START
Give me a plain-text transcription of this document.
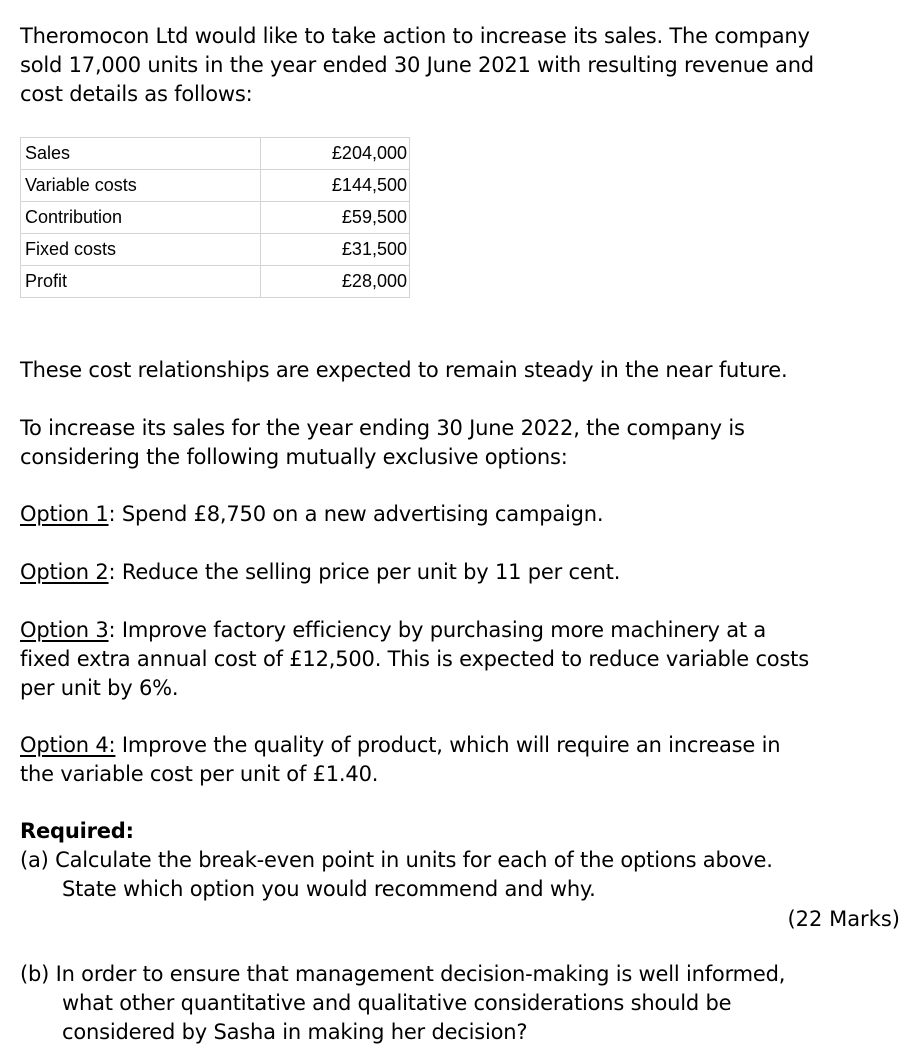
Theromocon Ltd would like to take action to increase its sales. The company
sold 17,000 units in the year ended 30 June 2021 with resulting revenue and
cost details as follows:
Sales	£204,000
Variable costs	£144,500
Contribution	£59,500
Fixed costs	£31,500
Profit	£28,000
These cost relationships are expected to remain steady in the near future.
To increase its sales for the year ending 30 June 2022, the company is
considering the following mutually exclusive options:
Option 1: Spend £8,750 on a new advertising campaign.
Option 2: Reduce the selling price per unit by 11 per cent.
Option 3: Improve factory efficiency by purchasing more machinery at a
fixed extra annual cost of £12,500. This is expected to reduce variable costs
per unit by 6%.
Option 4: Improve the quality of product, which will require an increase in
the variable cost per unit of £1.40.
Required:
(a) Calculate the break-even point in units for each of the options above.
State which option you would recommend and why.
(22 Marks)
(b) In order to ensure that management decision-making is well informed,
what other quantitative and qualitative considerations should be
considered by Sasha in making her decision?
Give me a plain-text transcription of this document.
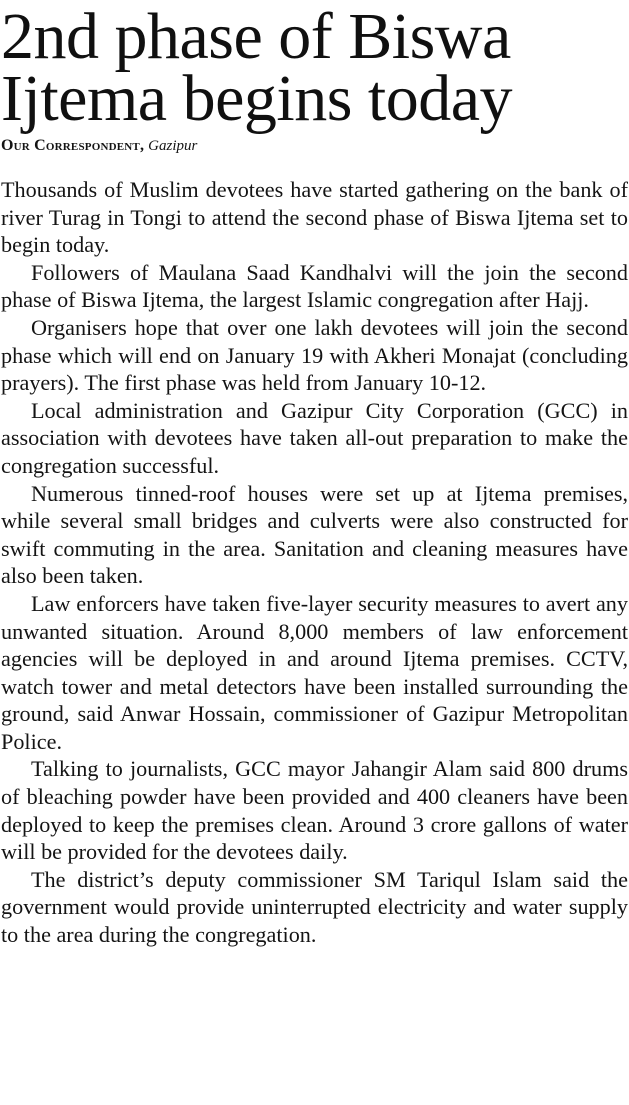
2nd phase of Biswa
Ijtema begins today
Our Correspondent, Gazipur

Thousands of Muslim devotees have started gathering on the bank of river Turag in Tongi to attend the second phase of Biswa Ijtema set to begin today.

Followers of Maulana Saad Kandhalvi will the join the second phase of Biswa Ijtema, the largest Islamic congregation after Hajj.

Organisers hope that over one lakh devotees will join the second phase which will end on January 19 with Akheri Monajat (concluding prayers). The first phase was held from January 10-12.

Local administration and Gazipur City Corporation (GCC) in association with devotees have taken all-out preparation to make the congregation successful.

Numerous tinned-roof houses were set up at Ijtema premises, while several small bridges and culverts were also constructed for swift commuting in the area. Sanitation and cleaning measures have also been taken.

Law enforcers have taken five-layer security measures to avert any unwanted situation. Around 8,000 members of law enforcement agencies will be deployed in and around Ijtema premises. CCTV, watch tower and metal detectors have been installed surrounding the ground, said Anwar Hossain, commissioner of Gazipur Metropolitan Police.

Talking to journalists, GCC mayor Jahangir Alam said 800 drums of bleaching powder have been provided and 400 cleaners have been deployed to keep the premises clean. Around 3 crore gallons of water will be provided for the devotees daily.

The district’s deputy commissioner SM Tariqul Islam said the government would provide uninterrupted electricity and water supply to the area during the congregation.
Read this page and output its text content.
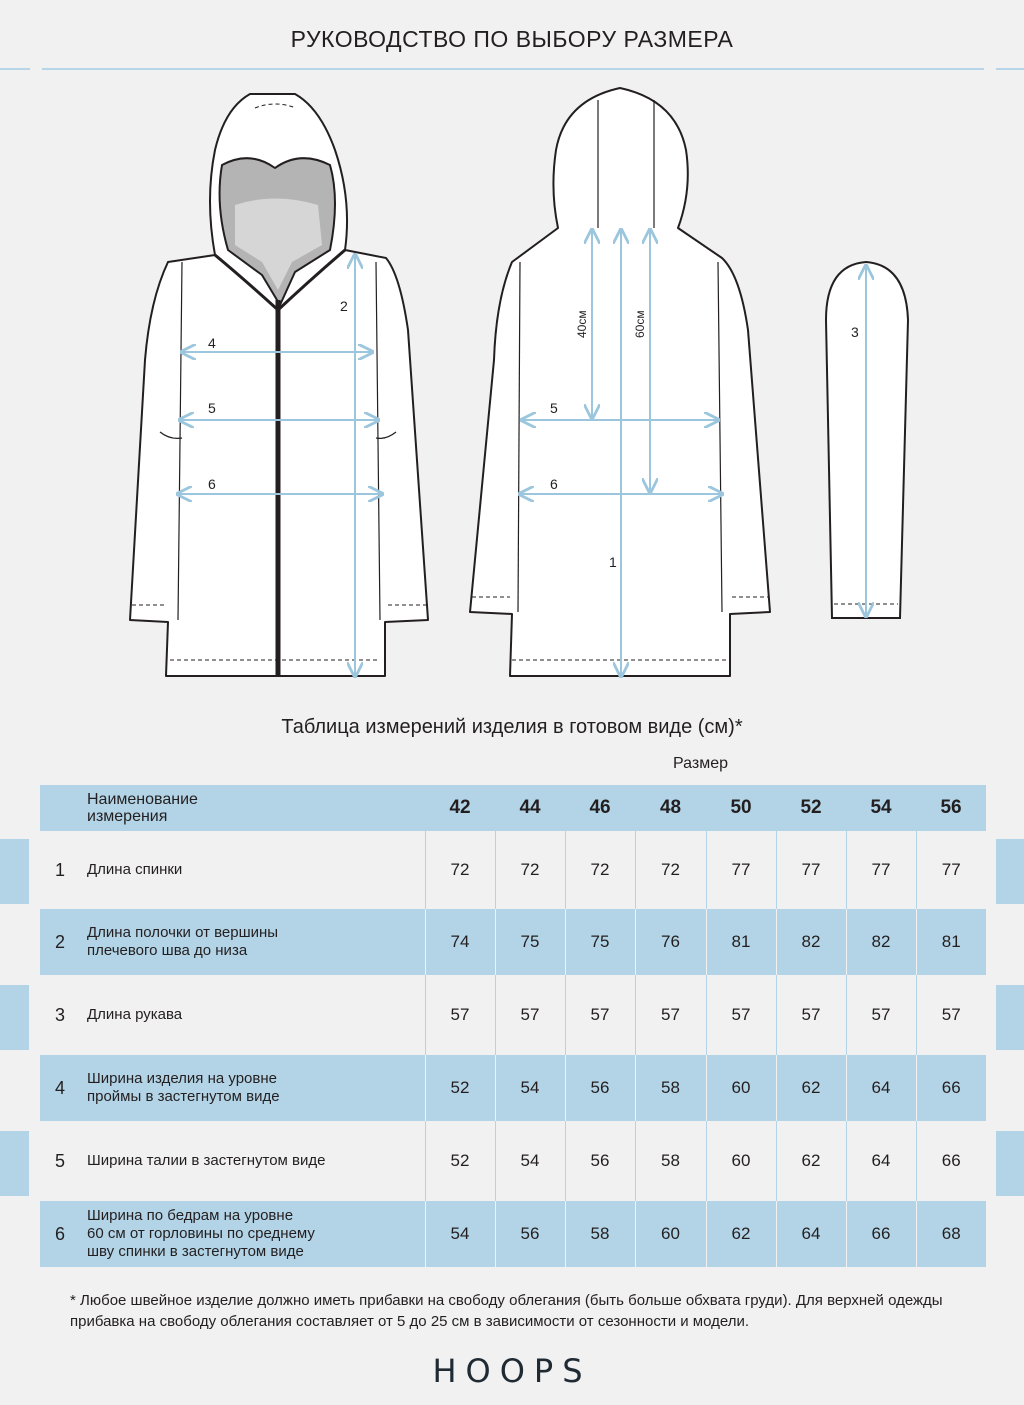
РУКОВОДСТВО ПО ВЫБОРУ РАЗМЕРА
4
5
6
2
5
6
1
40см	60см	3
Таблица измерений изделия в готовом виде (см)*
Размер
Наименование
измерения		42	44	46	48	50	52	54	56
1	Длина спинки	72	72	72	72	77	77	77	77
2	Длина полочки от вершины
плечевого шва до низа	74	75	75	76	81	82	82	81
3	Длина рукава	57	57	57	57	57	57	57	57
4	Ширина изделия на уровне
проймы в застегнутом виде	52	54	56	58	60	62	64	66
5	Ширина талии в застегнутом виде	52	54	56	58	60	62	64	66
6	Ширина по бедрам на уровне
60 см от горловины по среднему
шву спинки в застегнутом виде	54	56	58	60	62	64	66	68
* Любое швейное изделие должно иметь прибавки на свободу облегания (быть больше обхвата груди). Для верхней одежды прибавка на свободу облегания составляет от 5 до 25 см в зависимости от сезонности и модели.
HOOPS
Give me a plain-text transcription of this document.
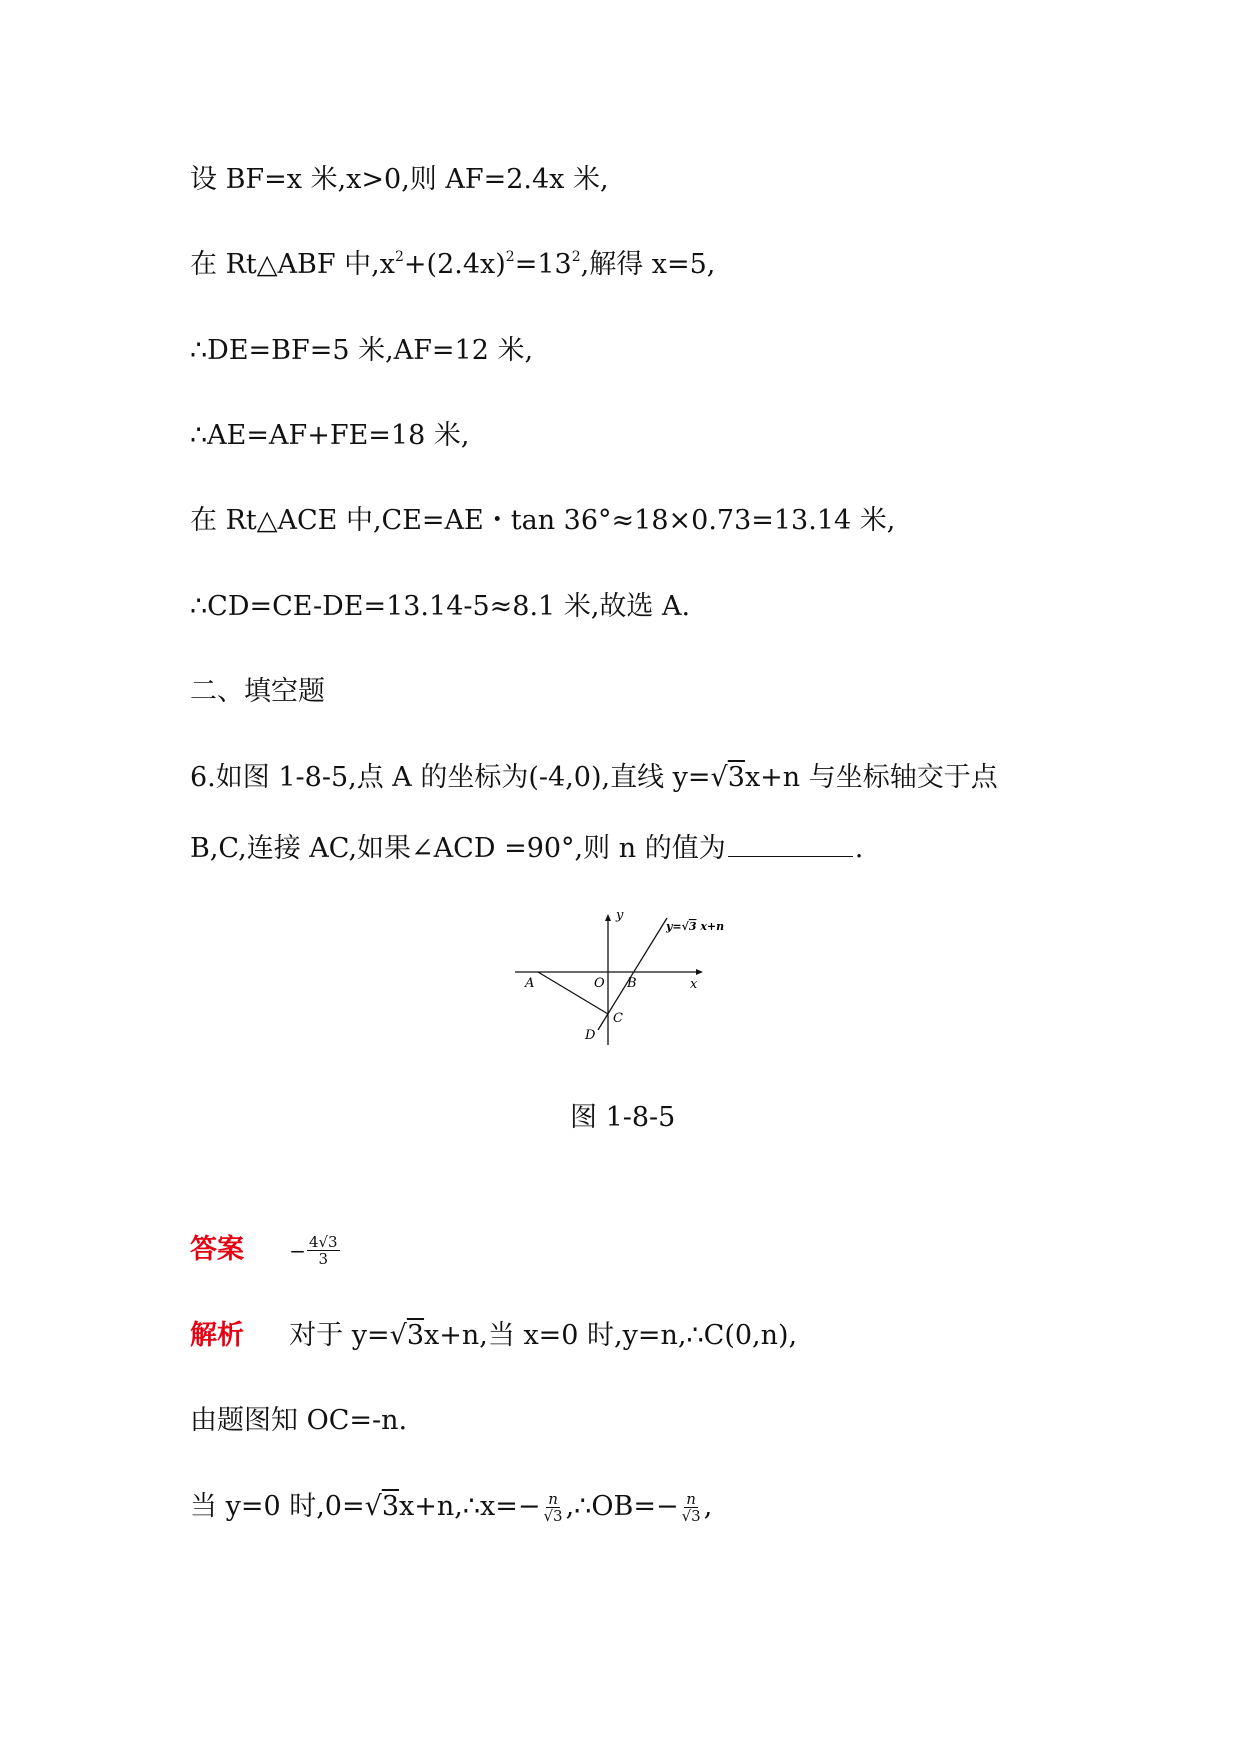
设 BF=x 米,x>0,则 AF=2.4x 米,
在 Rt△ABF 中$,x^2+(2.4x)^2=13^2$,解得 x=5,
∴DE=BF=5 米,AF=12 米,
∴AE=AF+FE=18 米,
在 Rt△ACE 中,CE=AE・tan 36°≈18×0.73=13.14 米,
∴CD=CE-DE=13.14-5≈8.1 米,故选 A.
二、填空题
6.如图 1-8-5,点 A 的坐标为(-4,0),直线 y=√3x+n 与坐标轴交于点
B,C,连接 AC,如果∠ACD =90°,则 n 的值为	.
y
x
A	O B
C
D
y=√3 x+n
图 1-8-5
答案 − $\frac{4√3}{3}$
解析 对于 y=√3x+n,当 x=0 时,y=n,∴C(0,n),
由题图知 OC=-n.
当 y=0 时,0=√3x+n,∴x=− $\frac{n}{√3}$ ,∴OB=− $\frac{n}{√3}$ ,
END
- TASK STATEMENT: Copy the records word for word, leaving no picture in the copy.

- RESULT OF THE TASK:
Give me a plain-text transcription of this document.
Theromocon Ltd would like to take action to increase its sales. The company
sold 17,000 units in the year ended 30 June 2021 with resulting revenue and
cost details as follows:
Sales	£204,000
Variable costs	£144,500
Contribution	£59,500
Fixed costs	£31,500
Profit	£28,000
These cost relationships are expected to remain steady in the near future.
To increase its sales for the year ending 30 June 2022, the company is
considering the following mutually exclusive options:
Option 1: Spend £8,750 on a new advertising campaign.
Option 2: Reduce the selling price per unit by 11 per cent.
Option 3: Improve factory efficiency by purchasing more machinery at a
fixed extra annual cost of £12,500. This is expected to reduce variable costs
per unit by 6%.
Option 4: Improve the quality of product, which will require an increase in
the variable cost per unit of £1.40.
Required:
(a) Calculate the break-even point in units for each of the options above.
State which option you would recommend and why.
(22 Marks)
(b) In order to ensure that management decision-making is well informed,
what other quantitative and qualitative considerations should be
considered by Sasha in making her decision?
Give me a plain-text transcription of this document.
2nd phase of Biswa
Ijtema begins today
Our Correspondent, Gazipur

Thousands of Muslim devotees have started gathering on the bank of river Turag in Tongi to attend the second phase of Biswa Ijtema set to begin today.

Followers of Maulana Saad Kandhalvi will the join the second phase of Biswa Ijtema, the largest Islamic congregation after Hajj.

Organisers hope that over one lakh devotees will join the second phase which will end on January 19 with Akheri Monajat (concluding prayers). The first phase was held from January 10-12.

Local administration and Gazipur City Corporation (GCC) in association with devotees have taken all-out preparation to make the congregation successful.

Numerous tinned-roof houses were set up at Ijtema premises, while several small bridges and culverts were also constructed for swift commuting in the area. Sanitation and cleaning measures have also been taken.

Law enforcers have taken five-layer security measures to avert any unwanted situation. Around 8,000 members of law enforcement agencies will be deployed in and around Ijtema premises. CCTV, watch tower and metal detectors have been installed surrounding the ground, said Anwar Hossain, commissioner of Gazipur Metropolitan Police.

Talking to journalists, GCC mayor Jahangir Alam said 800 drums of bleaching powder have been provided and 400 cleaners have been deployed to keep the premises clean. Around 3 crore gallons of water will be provided for the devotees daily.

The district’s deputy commissioner SM Tariqul Islam said the government would provide uninterrupted electricity and water supply to the area during the congregation.
Read this page and output its text content.
РУКОВОДСТВО ПО ВЫБОРУ РАЗМЕРА
4
5
6
2
5
6
1
40см	60см	3
Таблица измерений изделия в готовом виде (см)*
Размер
Наименование
измерения		42	44	46	48	50	52	54	56
1	Длина спинки	72	72	72	72	77	77	77	77
2	Длина полочки от вершины
плечевого шва до низа	74	75	75	76	81	82	82	81
3	Длина рукава	57	57	57	57	57	57	57	57
4	Ширина изделия на уровне
проймы в застегнутом виде	52	54	56	58	60	62	64	66
5	Ширина талии в застегнутом виде	52	54	56	58	60	62	64	66
6	Ширина по бедрам на уровне
60 см от горловины по среднему
шву спинки в застегнутом виде	54	56	58	60	62	64	66	68
* Любое швейное изделие должно иметь прибавки на свободу облегания (быть больше обхвата груди). Для верхней одежды прибавка на свободу облегания составляет от 5 до 25 см в зависимости от сезонности и модели.
HOOPS
Give me a plain-text transcription of this document.
设 BF=x 米,x>0,则 AF=2.4x 米,
在 Rt△ABF 中$,x^2+(2.4x)^2=13^2$,解得 x=5,
∴DE=BF=5 米,AF=12 米,
∴AE=AF+FE=18 米,
在 Rt△ACE 中,CE=AE・tan 36°≈18×0.73=13.14 米,
∴CD=CE-DE=13.14-5≈8.1 米,故选 A.
二、填空题
6.如图 1-8-5,点 A 的坐标为(-4,0),直线 y=√3x+n 与坐标轴交于点
B,C,连接 AC,如果∠ACD =90°,则 n 的值为	.
y
x
A	O B
C
D
y=√3 x+n
图 1-8-5
答案 − $\frac{4√3}{3}$
解析 对于 y=√3x+n,当 x=0 时,y=n,∴C(0,n),
由题图知 OC=-n.
当 y=0 时,0=√3x+n,∴x=− $\frac{n}{√3}$ ,∴OB=− $\frac{n}{√3}$ ,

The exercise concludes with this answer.